Figure data in JSON ::
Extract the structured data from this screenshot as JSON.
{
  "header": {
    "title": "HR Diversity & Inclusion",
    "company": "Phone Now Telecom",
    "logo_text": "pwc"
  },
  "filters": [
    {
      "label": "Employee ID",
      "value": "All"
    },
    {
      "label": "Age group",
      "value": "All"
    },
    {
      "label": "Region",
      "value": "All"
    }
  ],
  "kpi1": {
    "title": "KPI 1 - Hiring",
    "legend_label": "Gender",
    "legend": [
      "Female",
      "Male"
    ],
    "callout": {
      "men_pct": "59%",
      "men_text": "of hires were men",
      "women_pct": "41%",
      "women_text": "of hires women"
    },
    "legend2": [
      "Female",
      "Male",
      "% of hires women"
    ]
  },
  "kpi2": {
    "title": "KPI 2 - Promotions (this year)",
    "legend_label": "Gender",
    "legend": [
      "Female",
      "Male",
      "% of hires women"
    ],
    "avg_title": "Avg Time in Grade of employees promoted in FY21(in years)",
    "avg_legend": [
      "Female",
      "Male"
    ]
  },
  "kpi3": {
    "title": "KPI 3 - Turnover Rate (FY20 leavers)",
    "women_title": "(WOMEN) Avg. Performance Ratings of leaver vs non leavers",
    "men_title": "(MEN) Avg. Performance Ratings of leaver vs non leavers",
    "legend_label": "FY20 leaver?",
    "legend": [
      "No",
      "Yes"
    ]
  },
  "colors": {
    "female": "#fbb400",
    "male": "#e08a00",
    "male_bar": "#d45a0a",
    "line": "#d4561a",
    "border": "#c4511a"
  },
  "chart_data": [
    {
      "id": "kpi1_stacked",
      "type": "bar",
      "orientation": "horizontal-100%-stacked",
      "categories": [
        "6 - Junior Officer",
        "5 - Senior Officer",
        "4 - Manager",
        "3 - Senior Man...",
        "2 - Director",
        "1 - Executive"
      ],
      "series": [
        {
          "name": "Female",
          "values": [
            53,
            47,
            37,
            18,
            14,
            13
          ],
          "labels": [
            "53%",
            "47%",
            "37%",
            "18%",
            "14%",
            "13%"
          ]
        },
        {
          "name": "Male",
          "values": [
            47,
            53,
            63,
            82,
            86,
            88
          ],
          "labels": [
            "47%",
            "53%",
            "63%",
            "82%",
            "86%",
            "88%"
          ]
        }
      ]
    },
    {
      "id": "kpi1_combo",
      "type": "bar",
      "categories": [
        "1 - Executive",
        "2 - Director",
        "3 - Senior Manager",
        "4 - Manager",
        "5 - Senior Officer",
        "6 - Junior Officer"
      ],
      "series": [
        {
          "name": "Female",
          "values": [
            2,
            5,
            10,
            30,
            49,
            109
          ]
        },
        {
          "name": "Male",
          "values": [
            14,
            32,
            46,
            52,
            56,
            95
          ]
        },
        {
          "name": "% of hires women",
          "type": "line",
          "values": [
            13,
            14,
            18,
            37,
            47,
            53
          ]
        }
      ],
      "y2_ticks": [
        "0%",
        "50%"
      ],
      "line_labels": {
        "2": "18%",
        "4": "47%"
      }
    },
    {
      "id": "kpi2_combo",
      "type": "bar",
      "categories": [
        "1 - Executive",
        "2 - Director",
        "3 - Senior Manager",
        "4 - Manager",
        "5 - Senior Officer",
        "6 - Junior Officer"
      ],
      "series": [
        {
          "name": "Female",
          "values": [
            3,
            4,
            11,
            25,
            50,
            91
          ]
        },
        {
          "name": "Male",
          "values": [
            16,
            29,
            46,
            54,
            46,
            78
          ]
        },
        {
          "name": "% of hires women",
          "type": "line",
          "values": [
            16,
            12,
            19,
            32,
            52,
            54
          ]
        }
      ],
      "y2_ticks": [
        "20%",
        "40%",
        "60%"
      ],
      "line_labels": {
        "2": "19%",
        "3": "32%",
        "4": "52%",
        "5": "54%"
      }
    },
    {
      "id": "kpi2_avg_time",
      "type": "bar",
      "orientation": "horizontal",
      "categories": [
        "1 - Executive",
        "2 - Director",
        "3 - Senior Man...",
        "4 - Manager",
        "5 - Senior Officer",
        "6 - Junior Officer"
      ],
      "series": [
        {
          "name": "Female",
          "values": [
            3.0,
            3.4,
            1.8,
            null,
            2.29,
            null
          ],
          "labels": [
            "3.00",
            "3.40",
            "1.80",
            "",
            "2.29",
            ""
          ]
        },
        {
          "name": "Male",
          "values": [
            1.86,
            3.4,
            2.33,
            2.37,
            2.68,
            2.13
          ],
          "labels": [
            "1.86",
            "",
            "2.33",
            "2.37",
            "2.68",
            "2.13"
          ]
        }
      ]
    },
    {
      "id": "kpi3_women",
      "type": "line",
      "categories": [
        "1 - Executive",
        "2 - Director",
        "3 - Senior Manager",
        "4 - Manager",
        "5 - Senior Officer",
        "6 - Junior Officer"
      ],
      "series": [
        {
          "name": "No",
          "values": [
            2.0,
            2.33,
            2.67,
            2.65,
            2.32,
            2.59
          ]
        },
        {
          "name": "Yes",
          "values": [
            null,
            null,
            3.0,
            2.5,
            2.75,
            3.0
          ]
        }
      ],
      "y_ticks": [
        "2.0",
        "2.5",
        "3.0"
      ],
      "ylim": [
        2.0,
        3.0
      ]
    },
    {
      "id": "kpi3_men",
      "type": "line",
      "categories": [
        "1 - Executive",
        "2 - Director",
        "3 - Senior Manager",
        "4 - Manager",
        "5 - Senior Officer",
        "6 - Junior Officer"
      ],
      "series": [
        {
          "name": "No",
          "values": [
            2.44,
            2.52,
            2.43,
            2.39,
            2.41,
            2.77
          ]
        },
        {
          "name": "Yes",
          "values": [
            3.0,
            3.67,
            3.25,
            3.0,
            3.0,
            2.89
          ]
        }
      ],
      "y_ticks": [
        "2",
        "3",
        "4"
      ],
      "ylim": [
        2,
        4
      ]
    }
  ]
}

TASK DETAILS :: Repeat the records above exactly, from the first line to the last.

RESULT ::
Extract the structured data from this screenshot as JSON.
{
  "header": {
    "title": "HR Diversity & Inclusion",
    "company": "Phone Now Telecom",
    "logo_text": "pwc"
  },
  "filters": [
    {
      "label": "Employee ID",
      "value": "All"
    },
    {
      "label": "Age group",
      "value": "All"
    },
    {
      "label": "Region",
      "value": "All"
    }
  ],
  "kpi1": {
    "title": "KPI 1 - Hiring",
    "legend_label": "Gender",
    "legend": [
      "Female",
      "Male"
    ],
    "callout": {
      "men_pct": "59%",
      "men_text": "of hires were men",
      "women_pct": "41%",
      "women_text": "of hires women"
    },
    "legend2": [
      "Female",
      "Male",
      "% of hires women"
    ]
  },
  "kpi2": {
    "title": "KPI 2 - Promotions (this year)",
    "legend_label": "Gender",
    "legend": [
      "Female",
      "Male",
      "% of hires women"
    ],
    "avg_title": "Avg Time in Grade of employees promoted in FY21(in years)",
    "avg_legend": [
      "Female",
      "Male"
    ]
  },
  "kpi3": {
    "title": "KPI 3 - Turnover Rate (FY20 leavers)",
    "women_title": "(WOMEN) Avg. Performance Ratings of leaver vs non leavers",
    "men_title": "(MEN) Avg. Performance Ratings of leaver vs non leavers",
    "legend_label": "FY20 leaver?",
    "legend": [
      "No",
      "Yes"
    ]
  },
  "colors": {
    "female": "#fbb400",
    "male": "#e08a00",
    "male_bar": "#d45a0a",
    "line": "#d4561a",
    "border": "#c4511a"
  },
  "chart_data": [
    {
      "id": "kpi1_stacked",
      "type": "bar",
      "orientation": "horizontal-100%-stacked",
      "categories": [
        "6 - Junior Officer",
        "5 - Senior Officer",
        "4 - Manager",
        "3 - Senior Man...",
        "2 - Director",
        "1 - Executive"
      ],
      "series": [
        {
          "name": "Female",
          "values": [
            53,
            47,
            37,
            18,
            14,
            13
          ],
          "labels": [
            "53%",
            "47%",
            "37%",
            "18%",
            "14%",
            "13%"
          ]
        },
        {
          "name": "Male",
          "values": [
            47,
            53,
            63,
            82,
            86,
            88
          ],
          "labels": [
            "47%",
            "53%",
            "63%",
            "82%",
            "86%",
            "88%"
          ]
        }
      ]
    },
    {
      "id": "kpi1_combo",
      "type": "bar",
      "categories": [
        "1 - Executive",
        "2 - Director",
        "3 - Senior Manager",
        "4 - Manager",
        "5 - Senior Officer",
        "6 - Junior Officer"
      ],
      "series": [
        {
          "name": "Female",
          "values": [
            2,
            5,
            10,
            30,
            49,
            109
          ]
        },
        {
          "name": "Male",
          "values": [
            14,
            32,
            46,
            52,
            56,
            95
          ]
        },
        {
          "name": "% of hires women",
          "type": "line",
          "values": [
            13,
            14,
            18,
            37,
            47,
            53
          ]
        }
      ],
      "y2_ticks": [
        "0%",
        "50%"
      ],
      "line_labels": {
        "2": "18%",
        "4": "47%"
      }
    },
    {
      "id": "kpi2_combo",
      "type": "bar",
      "categories": [
        "1 - Executive",
        "2 - Director",
        "3 - Senior Manager",
        "4 - Manager",
        "5 - Senior Officer",
        "6 - Junior Officer"
      ],
      "series": [
        {
          "name": "Female",
          "values": [
            3,
            4,
            11,
            25,
            50,
            91
          ]
        },
        {
          "name": "Male",
          "values": [
            16,
            29,
            46,
            54,
            46,
            78
          ]
        },
        {
          "name": "% of hires women",
          "type": "line",
          "values": [
            16,
            12,
            19,
            32,
            52,
            54
          ]
        }
      ],
      "y2_ticks": [
        "20%",
        "40%",
        "60%"
      ],
      "line_labels": {
        "2": "19%",
        "3": "32%",
        "4": "52%",
        "5": "54%"
      }
    },
    {
      "id": "kpi2_avg_time",
      "type": "bar",
      "orientation": "horizontal",
      "categories": [
        "1 - Executive",
        "2 - Director",
        "3 - Senior Man...",
        "4 - Manager",
        "5 - Senior Officer",
        "6 - Junior Officer"
      ],
      "series": [
        {
          "name": "Female",
          "values": [
            3.0,
            3.4,
            1.8,
            null,
            2.29,
            null
          ],
          "labels": [
            "3.00",
            "3.40",
            "1.80",
            "",
            "2.29",
            ""
          ]
        },
        {
          "name": "Male",
          "values": [
            1.86,
            3.4,
            2.33,
            2.37,
            2.68,
            2.13
          ],
          "labels": [
            "1.86",
            "",
            "2.33",
            "2.37",
            "2.68",
            "2.13"
          ]
        }
      ]
    },
    {
      "id": "kpi3_women",
      "type": "line",
      "categories": [
        "1 - Executive",
        "2 - Director",
        "3 - Senior Manager",
        "4 - Manager",
        "5 - Senior Officer",
        "6 - Junior Officer"
      ],
      "series": [
        {
          "name": "No",
          "values": [
            2.0,
            2.33,
            2.67,
            2.65,
            2.32,
            2.59
          ]
        },
        {
          "name": "Yes",
          "values": [
            null,
            null,
            3.0,
            2.5,
            2.75,
            3.0
          ]
        }
      ],
      "y_ticks": [
        "2.0",
        "2.5",
        "3.0"
      ],
      "ylim": [
        2.0,
        3.0
      ]
    },
    {
      "id": "kpi3_men",
      "type": "line",
      "categories": [
        "1 - Executive",
        "2 - Director",
        "3 - Senior Manager",
        "4 - Manager",
        "5 - Senior Officer",
        "6 - Junior Officer"
      ],
      "series": [
        {
          "name": "No",
          "values": [
            2.44,
            2.52,
            2.43,
            2.39,
            2.41,
            2.77
          ]
        },
        {
          "name": "Yes",
          "values": [
            3.0,
            3.67,
            3.25,
            3.0,
            3.0,
            2.89
          ]
        }
      ],
      "y_ticks": [
        "2",
        "3",
        "4"
      ],
      "ylim": [
        2,
        4
      ]
    }
  ]
}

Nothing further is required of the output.